Data excerpts -
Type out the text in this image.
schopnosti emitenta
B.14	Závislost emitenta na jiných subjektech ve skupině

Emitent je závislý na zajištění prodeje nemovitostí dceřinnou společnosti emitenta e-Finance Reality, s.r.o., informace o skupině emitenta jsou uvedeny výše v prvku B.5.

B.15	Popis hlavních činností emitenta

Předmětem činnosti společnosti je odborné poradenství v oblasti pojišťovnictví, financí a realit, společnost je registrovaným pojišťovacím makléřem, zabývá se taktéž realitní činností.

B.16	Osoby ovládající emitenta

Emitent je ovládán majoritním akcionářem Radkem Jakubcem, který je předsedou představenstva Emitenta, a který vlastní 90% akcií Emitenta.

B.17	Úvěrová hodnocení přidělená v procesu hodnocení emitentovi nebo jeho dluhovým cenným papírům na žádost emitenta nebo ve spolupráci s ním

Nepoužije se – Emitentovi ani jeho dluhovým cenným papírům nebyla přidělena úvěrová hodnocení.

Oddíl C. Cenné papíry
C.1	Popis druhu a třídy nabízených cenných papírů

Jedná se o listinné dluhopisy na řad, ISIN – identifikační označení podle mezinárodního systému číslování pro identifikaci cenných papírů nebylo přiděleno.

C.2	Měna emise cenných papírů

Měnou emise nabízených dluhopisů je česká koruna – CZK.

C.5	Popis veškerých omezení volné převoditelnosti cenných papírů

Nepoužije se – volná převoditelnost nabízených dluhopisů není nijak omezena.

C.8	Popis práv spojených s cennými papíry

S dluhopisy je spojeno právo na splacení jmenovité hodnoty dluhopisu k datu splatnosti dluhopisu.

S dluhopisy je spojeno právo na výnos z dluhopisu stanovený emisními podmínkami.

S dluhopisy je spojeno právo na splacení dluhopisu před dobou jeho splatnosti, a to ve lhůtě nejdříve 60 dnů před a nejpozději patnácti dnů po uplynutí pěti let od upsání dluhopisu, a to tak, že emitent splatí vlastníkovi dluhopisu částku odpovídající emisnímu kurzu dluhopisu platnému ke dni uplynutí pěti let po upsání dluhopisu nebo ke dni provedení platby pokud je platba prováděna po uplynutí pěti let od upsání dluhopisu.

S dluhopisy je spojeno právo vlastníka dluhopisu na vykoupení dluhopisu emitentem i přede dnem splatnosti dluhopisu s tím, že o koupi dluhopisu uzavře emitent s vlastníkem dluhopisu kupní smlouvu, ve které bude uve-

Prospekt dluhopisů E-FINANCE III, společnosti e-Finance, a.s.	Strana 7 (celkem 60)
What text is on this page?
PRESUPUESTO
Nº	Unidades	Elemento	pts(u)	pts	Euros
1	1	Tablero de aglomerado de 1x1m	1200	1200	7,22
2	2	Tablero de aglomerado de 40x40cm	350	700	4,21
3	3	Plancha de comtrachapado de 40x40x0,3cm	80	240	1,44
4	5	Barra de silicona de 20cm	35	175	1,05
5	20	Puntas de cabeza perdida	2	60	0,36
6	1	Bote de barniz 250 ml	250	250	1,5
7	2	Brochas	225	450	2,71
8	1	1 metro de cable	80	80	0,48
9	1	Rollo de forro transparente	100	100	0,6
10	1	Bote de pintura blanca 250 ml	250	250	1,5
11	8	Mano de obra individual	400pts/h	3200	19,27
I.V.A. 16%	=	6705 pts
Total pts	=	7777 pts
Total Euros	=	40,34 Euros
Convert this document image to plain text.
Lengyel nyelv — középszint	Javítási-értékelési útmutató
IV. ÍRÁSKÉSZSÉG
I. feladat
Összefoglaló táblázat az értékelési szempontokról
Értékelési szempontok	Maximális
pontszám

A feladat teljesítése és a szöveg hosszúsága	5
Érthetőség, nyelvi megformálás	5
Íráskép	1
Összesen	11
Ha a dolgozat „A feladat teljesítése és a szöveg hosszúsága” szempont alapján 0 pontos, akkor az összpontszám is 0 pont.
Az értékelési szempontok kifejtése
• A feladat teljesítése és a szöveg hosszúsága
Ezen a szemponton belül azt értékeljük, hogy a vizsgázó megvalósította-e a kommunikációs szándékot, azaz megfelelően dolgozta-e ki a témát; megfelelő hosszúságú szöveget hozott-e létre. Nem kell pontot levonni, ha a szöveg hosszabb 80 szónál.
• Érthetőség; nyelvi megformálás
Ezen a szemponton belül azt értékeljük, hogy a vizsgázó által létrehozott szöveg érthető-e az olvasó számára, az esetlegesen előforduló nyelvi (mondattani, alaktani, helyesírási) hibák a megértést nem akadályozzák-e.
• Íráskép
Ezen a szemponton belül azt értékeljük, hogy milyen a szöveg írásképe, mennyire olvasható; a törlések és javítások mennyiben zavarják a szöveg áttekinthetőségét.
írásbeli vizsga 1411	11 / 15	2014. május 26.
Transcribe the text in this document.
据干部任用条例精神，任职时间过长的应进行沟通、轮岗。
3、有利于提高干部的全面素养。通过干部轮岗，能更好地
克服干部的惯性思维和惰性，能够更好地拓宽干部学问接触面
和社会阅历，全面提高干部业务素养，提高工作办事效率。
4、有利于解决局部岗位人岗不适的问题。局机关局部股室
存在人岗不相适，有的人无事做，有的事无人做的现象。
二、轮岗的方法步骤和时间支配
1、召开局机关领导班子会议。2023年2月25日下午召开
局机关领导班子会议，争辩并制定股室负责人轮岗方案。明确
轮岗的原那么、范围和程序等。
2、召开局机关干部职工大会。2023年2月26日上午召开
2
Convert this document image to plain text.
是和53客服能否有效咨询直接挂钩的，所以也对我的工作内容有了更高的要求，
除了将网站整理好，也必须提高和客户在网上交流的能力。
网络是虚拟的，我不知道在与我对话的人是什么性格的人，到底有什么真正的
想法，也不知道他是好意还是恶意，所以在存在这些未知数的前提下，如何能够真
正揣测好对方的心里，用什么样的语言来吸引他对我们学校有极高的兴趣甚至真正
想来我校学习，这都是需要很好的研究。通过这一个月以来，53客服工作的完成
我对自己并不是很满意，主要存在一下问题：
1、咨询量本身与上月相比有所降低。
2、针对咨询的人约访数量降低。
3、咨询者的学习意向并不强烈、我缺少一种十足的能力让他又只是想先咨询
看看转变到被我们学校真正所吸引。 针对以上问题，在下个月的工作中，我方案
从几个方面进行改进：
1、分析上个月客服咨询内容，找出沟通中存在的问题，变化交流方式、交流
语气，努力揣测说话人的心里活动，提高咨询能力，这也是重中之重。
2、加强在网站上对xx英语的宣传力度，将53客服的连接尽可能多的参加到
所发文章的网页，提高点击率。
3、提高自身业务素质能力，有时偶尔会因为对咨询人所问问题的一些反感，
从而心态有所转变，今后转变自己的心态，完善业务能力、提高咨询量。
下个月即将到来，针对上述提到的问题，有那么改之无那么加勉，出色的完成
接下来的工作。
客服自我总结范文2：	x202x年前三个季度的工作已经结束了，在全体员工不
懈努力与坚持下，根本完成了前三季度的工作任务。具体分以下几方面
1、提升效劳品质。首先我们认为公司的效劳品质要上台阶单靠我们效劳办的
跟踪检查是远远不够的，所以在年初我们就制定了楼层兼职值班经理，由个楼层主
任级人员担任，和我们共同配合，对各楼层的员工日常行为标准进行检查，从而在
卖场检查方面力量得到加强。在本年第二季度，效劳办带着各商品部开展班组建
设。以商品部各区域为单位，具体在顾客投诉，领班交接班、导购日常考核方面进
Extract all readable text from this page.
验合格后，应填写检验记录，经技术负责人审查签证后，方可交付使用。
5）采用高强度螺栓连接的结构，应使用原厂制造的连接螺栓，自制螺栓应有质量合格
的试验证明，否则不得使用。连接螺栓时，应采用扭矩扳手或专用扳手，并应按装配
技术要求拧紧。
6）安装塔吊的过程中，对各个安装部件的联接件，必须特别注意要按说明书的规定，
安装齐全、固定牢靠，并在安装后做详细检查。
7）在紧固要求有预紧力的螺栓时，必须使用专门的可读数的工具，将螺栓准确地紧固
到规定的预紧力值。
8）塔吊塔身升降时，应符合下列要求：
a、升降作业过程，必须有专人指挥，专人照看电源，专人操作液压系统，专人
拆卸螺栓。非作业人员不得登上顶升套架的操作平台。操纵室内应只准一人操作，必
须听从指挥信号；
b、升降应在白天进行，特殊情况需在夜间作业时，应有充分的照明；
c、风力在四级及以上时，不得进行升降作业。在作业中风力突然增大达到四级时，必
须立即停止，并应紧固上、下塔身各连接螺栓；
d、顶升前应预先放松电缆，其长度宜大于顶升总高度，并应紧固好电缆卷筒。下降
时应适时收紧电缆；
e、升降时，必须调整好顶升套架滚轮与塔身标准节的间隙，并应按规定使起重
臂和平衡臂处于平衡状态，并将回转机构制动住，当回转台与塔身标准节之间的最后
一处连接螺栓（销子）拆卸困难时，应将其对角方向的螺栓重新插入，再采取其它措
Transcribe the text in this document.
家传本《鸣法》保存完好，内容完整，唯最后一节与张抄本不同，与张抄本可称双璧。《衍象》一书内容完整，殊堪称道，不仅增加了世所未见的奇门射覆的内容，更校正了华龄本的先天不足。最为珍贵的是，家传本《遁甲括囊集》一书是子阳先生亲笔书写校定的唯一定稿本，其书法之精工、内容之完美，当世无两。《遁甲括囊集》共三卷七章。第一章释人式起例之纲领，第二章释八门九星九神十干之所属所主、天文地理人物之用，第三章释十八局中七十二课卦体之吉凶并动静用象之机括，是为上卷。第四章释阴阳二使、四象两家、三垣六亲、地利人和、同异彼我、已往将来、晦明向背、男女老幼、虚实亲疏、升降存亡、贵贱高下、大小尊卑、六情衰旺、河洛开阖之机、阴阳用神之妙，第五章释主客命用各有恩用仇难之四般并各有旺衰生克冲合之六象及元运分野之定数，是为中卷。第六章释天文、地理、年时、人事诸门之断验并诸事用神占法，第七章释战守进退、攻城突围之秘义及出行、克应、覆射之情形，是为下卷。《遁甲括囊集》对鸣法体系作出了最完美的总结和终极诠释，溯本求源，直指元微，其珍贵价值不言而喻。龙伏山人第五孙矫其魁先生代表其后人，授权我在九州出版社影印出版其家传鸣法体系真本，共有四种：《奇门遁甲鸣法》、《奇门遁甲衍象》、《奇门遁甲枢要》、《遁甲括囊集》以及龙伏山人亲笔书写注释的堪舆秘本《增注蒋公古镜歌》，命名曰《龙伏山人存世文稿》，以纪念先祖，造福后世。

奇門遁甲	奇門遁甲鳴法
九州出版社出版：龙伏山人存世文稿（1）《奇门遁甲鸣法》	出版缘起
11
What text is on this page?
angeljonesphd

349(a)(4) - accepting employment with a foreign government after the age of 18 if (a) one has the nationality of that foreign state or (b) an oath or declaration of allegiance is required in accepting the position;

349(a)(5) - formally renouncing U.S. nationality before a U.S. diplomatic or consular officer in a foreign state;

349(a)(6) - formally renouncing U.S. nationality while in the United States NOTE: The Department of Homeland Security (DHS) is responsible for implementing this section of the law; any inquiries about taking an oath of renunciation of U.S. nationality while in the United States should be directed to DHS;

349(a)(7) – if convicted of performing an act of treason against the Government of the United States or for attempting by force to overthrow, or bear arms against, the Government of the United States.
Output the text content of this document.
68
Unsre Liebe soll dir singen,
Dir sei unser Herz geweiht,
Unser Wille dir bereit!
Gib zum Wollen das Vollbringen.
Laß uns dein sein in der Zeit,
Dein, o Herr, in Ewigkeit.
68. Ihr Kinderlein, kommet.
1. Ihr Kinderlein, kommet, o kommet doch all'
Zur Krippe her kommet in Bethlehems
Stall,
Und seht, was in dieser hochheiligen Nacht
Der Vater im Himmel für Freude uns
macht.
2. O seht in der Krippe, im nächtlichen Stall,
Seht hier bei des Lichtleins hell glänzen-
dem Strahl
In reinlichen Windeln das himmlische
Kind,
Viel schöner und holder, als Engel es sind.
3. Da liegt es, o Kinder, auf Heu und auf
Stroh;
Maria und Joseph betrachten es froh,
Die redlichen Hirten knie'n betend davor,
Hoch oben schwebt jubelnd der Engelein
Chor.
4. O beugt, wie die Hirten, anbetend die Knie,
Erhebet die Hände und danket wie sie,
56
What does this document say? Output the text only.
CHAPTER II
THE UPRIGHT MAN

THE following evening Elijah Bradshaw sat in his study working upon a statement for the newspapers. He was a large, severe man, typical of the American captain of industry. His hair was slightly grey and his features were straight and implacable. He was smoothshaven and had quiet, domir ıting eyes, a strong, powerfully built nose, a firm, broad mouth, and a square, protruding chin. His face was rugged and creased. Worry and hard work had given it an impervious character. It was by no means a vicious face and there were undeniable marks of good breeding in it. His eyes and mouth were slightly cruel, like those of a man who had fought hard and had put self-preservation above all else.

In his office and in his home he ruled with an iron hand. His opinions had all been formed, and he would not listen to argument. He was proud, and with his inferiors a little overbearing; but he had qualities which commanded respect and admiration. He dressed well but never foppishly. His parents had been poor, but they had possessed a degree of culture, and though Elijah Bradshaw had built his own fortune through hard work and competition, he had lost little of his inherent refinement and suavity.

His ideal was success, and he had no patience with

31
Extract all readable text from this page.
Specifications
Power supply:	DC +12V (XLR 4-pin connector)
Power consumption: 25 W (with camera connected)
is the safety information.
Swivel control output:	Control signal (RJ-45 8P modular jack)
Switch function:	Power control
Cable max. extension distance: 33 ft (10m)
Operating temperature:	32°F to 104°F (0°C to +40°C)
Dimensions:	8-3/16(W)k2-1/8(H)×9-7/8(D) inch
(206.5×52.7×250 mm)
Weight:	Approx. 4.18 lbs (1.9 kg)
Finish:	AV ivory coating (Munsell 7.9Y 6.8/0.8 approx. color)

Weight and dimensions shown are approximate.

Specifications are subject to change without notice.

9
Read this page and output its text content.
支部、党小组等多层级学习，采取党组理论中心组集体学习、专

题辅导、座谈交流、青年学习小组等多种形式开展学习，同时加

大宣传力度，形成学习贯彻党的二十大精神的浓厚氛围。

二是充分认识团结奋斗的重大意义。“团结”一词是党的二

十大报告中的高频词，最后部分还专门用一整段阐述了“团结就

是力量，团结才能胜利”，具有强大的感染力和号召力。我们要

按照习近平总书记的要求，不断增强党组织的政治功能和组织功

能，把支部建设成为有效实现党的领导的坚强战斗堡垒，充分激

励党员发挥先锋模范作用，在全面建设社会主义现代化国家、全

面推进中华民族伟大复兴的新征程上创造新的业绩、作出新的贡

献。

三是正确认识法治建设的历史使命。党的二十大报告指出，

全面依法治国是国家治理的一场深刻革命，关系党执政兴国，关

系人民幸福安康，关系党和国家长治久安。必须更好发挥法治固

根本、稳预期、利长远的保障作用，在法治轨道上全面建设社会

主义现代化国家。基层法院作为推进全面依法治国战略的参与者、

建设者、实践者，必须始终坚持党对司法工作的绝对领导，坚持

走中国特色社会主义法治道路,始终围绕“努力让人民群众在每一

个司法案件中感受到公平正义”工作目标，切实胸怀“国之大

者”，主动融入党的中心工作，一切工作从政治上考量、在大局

Job - What is the number of lines in these records that contain "Hirten"? Reply with the number only.

Expected answer - 2